**What is expected**
Review the material and extract every line in which the word "LENS" occurs.

**Material supplied**
········
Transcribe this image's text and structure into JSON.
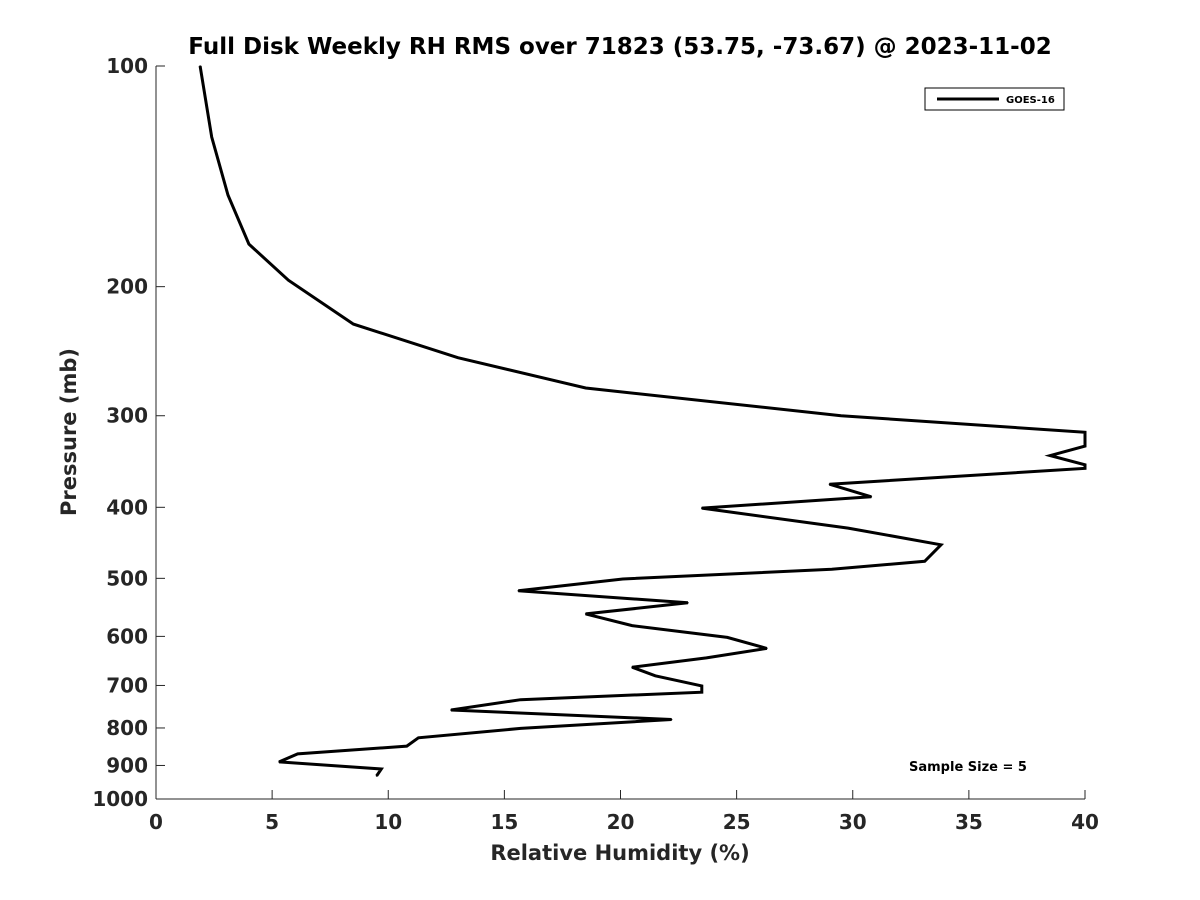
{
  "chart_data": {
    "type": "line",
    "title": "Full Disk Weekly RH RMS over 71823 (53.75, -73.67) @ 2023-11-02",
    "xlabel": "Relative Humidity (%)",
    "ylabel": "Pressure (mb)",
    "xlim": [
      0,
      40
    ],
    "ylim": [
      100,
      1000
    ],
    "y_scale": "log",
    "y_reversed": true,
    "x_ticks": [
      0,
      5,
      10,
      15,
      20,
      25,
      30,
      35,
      40
    ],
    "y_ticks": [
      100,
      200,
      300,
      400,
      500,
      600,
      700,
      800,
      900,
      1000
    ],
    "grid": false,
    "legend_position": "top-right",
    "annotation": "Sample Size = 5",
    "series": [
      {
        "name": "GOES-16",
        "color": "#000000",
        "points": [
          [
            1.9,
            100
          ],
          [
            2.4,
            125
          ],
          [
            3.1,
            150
          ],
          [
            4.0,
            175
          ],
          [
            5.7,
            196
          ],
          [
            8.5,
            225
          ],
          [
            13.0,
            250
          ],
          [
            18.5,
            275
          ],
          [
            29.5,
            300
          ],
          [
            40.0,
            316
          ],
          [
            40.0,
            330
          ],
          [
            38.5,
            340
          ],
          [
            40.0,
            350
          ],
          [
            40.0,
            354
          ],
          [
            29.0,
            372
          ],
          [
            30.8,
            387
          ],
          [
            23.5,
            401
          ],
          [
            29.8,
            427
          ],
          [
            33.8,
            450
          ],
          [
            33.1,
            474
          ],
          [
            29.1,
            486
          ],
          [
            20.1,
            501
          ],
          [
            15.6,
            520
          ],
          [
            22.9,
            540
          ],
          [
            18.5,
            559
          ],
          [
            20.5,
            580
          ],
          [
            24.6,
            602
          ],
          [
            26.3,
            623
          ],
          [
            23.7,
            642
          ],
          [
            20.5,
            661
          ],
          [
            21.5,
            679
          ],
          [
            23.5,
            701
          ],
          [
            23.5,
            715
          ],
          [
            15.7,
            732
          ],
          [
            12.7,
            756
          ],
          [
            22.2,
            779
          ],
          [
            15.7,
            801
          ],
          [
            11.3,
            825
          ],
          [
            10.8,
            847
          ],
          [
            6.1,
            868
          ],
          [
            5.3,
            890
          ],
          [
            9.7,
            910
          ],
          [
            9.5,
            930
          ]
        ]
      }
    ]
  }
}
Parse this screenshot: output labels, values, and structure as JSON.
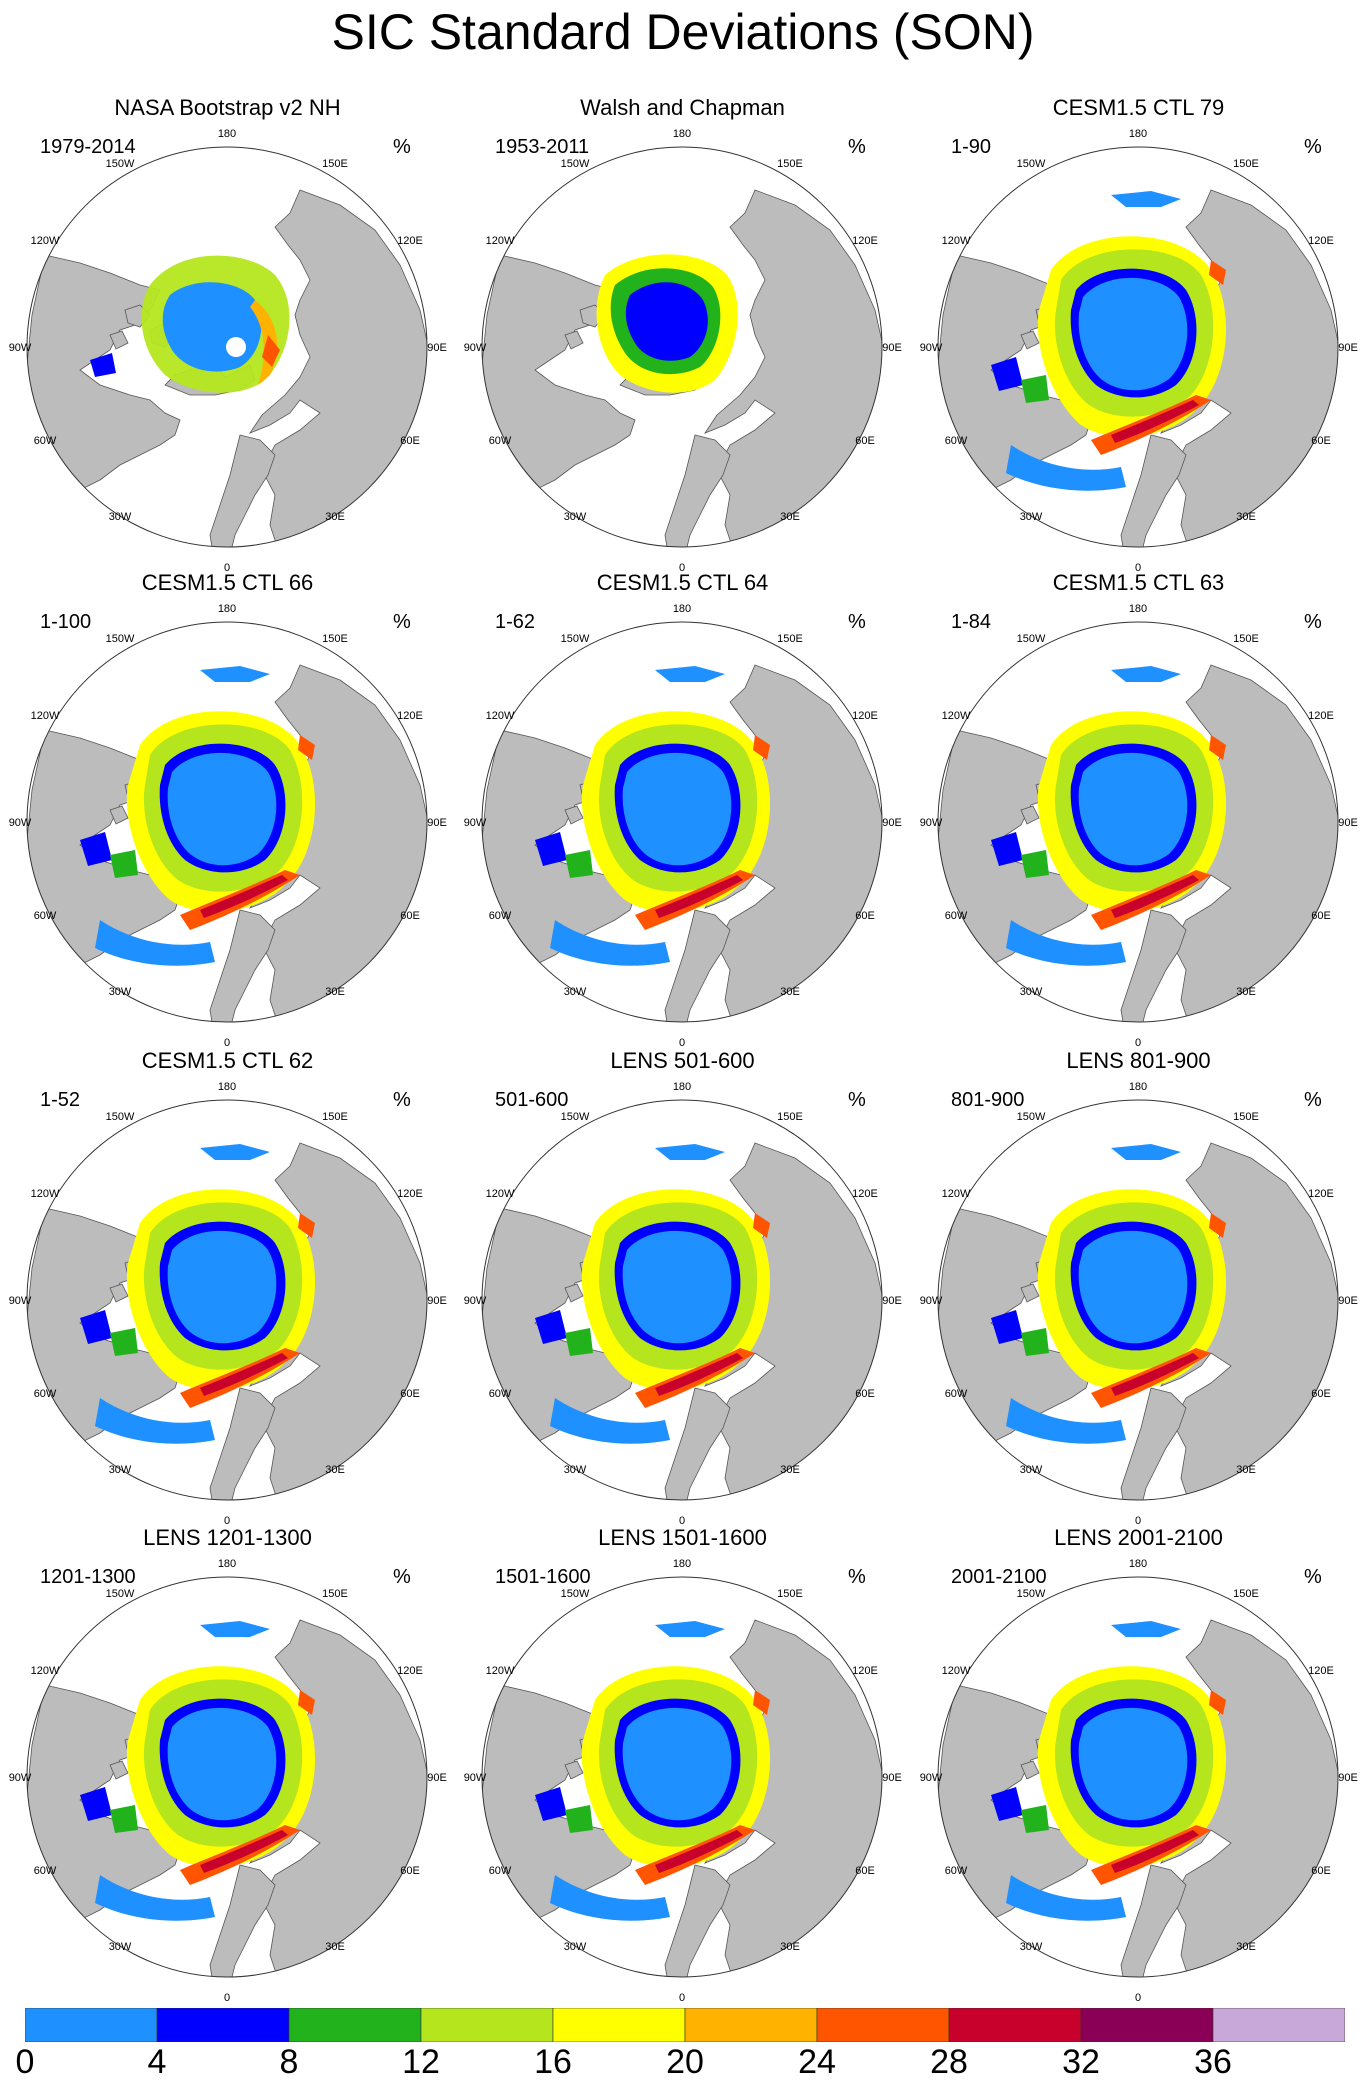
{
  "title": "SIC Standard Deviations (SON)",
  "unit_label": "%",
  "longitude_labels": {
    "top": "180",
    "bottom": "0",
    "p150W": "150W",
    "p150E": "150E",
    "p120W": "120W",
    "p120E": "120E",
    "p90W": "90W",
    "p90E": "90E",
    "p60W": "60W",
    "p60E": "60E",
    "p30W": "30W",
    "p30E": "30E"
  },
  "panels": [
    {
      "title": "NASA Bootstrap v2 NH",
      "range": "1979-2014",
      "style": "obs"
    },
    {
      "title": "Walsh and Chapman",
      "range": "1953-2011",
      "style": "walsh"
    },
    {
      "title": "CESM1.5 CTL 79",
      "range": "1-90",
      "style": "model"
    },
    {
      "title": "CESM1.5 CTL 66",
      "range": "1-100",
      "style": "model"
    },
    {
      "title": "CESM1.5 CTL 64",
      "range": "1-62",
      "style": "model"
    },
    {
      "title": "CESM1.5 CTL 63",
      "range": "1-84",
      "style": "model"
    },
    {
      "title": "CESM1.5 CTL 62",
      "range": "1-52",
      "style": "model"
    },
    {
      "title": "LENS 501-600",
      "range": "501-600",
      "style": "model"
    },
    {
      "title": "LENS 801-900",
      "range": "801-900",
      "style": "model"
    },
    {
      "title": "LENS 1201-1300",
      "range": "1201-1300",
      "style": "model"
    },
    {
      "title": "LENS 1501-1600",
      "range": "1501-1600",
      "style": "model"
    },
    {
      "title": "LENS 2001-2100",
      "range": "2001-2100",
      "style": "model"
    }
  ],
  "colorbar": {
    "labels": [
      "0",
      "4",
      "8",
      "12",
      "16",
      "20",
      "24",
      "28",
      "32",
      "36"
    ],
    "boundaries": [
      0,
      4,
      8,
      12,
      16,
      20,
      24,
      28,
      32,
      36,
      40
    ],
    "colors": [
      "#1e90ff",
      "#0000ff",
      "#22b31c",
      "#b5e61d",
      "#ffff00",
      "#ffb300",
      "#ff5500",
      "#c8002c",
      "#8b0057",
      "#c8a8d8"
    ]
  },
  "colors": {
    "land": "#bcbcbc",
    "ocean": "#ffffff",
    "coast": "#555555"
  }
}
········
**Worked answer**
      "title": "LENS 501-600",
      "title": "LENS 801-900",
      "title": "LENS 1201-1300",
      "title": "LENS 1501-1600",
      "title": "LENS 2001-2100",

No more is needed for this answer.